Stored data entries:
+ + + + +
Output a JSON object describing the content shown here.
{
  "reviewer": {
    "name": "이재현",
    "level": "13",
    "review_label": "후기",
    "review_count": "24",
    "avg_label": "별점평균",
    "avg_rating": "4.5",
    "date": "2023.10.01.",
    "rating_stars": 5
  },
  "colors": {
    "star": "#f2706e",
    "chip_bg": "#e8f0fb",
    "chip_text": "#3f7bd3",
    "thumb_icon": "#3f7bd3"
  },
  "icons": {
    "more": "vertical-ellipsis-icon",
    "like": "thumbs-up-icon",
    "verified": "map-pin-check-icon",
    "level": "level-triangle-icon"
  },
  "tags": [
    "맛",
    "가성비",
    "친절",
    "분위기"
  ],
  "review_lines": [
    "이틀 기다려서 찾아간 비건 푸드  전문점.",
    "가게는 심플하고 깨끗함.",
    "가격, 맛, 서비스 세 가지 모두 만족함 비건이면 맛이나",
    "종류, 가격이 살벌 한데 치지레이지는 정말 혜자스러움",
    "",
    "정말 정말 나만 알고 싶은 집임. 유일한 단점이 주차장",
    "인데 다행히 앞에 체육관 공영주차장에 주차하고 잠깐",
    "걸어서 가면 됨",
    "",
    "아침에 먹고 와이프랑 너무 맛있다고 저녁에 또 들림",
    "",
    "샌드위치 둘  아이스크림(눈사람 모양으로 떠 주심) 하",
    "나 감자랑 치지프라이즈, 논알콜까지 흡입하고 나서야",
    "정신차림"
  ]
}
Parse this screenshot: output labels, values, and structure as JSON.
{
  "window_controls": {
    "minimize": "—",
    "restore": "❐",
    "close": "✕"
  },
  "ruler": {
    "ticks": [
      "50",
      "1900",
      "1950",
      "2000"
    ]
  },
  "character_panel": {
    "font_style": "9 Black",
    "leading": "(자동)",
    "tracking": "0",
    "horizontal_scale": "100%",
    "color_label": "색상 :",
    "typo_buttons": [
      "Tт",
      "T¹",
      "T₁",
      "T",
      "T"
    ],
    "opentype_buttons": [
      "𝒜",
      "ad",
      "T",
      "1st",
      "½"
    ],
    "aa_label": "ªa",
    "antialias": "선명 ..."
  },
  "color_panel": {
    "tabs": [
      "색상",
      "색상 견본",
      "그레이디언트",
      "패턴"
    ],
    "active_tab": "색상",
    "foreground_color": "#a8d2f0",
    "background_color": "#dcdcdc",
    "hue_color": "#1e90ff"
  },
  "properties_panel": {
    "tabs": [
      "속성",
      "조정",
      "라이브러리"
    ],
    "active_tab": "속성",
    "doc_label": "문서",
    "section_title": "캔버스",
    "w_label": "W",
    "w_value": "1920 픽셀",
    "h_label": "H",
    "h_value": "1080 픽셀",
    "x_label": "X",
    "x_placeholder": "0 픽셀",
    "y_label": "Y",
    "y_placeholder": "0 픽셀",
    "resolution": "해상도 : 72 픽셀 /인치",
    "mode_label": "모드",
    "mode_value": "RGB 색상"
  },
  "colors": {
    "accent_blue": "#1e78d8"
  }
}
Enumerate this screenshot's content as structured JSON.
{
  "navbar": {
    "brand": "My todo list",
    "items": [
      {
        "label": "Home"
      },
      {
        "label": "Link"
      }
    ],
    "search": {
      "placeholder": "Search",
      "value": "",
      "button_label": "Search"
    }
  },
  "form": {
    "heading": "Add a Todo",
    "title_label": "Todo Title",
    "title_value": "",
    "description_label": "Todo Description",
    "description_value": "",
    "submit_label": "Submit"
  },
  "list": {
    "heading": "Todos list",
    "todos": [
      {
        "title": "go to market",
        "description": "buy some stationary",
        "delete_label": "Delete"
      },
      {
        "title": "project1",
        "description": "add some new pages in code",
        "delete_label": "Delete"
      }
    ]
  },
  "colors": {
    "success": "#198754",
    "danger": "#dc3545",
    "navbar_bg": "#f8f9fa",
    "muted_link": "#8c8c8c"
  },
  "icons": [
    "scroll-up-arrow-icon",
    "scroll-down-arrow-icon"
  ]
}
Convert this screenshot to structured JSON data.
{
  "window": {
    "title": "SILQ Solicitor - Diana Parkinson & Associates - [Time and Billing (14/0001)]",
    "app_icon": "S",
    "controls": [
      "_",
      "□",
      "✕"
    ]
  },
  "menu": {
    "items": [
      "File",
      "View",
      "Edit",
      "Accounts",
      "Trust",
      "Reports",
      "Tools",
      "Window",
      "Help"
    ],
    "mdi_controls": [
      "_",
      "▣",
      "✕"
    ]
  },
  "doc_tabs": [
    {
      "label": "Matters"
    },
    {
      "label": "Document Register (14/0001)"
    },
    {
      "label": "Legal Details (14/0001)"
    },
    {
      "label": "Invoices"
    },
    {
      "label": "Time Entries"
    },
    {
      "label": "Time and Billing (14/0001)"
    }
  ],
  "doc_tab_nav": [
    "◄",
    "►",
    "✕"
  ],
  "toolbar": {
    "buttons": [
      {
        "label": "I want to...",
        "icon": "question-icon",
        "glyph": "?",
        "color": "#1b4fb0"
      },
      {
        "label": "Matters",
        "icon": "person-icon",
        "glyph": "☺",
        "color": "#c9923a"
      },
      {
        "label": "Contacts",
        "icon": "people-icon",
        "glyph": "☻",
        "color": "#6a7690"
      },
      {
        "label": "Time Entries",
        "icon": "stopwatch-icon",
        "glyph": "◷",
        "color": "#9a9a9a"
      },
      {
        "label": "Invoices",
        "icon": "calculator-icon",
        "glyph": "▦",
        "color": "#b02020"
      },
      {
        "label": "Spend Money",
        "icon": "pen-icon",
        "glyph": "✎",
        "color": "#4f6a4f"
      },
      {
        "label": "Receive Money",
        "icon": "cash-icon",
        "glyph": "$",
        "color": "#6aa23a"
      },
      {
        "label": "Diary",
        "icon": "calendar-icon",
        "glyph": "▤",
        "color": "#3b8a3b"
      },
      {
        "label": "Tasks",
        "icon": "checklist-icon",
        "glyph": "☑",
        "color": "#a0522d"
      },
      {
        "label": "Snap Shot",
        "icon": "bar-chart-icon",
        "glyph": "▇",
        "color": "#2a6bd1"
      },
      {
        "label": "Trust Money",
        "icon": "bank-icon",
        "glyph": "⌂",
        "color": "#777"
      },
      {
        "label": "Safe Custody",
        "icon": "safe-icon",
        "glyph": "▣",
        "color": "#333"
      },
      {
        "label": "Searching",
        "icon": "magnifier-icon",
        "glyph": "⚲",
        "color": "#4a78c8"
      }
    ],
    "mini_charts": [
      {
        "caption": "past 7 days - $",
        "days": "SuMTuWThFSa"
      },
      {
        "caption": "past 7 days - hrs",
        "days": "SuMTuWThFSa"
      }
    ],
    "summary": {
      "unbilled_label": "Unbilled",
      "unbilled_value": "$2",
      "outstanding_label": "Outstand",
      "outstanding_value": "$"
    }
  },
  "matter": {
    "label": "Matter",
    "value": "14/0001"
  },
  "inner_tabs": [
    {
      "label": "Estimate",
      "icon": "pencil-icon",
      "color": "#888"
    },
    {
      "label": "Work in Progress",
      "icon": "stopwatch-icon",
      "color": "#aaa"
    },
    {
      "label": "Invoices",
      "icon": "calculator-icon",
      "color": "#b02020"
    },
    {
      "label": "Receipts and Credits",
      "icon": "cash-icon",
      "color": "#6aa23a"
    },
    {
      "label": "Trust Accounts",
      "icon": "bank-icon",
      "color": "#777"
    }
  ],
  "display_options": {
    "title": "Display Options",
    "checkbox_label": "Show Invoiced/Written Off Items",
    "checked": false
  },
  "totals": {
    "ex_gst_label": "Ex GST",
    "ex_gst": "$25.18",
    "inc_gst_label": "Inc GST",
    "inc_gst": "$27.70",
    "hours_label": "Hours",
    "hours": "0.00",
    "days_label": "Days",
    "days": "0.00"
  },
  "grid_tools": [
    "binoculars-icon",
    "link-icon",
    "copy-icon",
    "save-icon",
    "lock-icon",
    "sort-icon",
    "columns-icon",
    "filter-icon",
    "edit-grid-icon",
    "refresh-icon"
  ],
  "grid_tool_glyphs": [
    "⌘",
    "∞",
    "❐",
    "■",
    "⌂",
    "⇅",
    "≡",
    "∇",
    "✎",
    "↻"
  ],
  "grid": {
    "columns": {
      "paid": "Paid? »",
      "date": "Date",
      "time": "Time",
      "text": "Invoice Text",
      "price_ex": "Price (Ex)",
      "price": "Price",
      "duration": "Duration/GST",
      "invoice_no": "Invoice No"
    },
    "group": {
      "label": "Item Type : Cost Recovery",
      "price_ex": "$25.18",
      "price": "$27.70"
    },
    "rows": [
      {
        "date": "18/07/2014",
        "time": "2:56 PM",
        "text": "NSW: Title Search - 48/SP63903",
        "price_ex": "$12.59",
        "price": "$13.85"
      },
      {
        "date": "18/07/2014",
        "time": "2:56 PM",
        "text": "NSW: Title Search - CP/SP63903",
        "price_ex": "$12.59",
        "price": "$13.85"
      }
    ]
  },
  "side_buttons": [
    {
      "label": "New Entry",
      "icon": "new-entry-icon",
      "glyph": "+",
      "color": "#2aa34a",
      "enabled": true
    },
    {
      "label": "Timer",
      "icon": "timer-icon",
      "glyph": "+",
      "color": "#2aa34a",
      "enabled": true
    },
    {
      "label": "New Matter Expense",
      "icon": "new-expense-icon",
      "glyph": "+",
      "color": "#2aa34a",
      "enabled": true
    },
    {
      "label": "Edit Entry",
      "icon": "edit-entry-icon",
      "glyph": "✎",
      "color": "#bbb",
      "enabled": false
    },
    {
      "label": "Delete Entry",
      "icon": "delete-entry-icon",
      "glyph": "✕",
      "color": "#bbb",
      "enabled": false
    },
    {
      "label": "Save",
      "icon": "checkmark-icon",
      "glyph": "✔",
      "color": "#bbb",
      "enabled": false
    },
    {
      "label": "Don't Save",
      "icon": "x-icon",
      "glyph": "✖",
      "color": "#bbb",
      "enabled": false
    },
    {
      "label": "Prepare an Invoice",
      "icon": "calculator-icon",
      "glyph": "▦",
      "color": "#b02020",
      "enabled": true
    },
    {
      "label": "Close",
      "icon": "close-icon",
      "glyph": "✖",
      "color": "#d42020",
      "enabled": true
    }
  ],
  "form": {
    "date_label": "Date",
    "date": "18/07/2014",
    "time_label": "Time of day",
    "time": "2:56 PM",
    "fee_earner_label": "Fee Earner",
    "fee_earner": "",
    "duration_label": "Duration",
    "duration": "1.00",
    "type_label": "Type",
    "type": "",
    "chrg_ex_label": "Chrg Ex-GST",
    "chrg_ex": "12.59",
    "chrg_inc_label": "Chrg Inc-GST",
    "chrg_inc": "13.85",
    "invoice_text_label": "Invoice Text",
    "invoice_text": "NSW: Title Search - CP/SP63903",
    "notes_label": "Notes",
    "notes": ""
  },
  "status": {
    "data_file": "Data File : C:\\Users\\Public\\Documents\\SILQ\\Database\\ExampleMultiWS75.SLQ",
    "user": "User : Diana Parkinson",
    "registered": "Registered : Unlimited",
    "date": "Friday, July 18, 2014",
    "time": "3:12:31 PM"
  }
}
+ + + + +
From the records above, report the count of lines containing "stopwatch" and nothing more.

2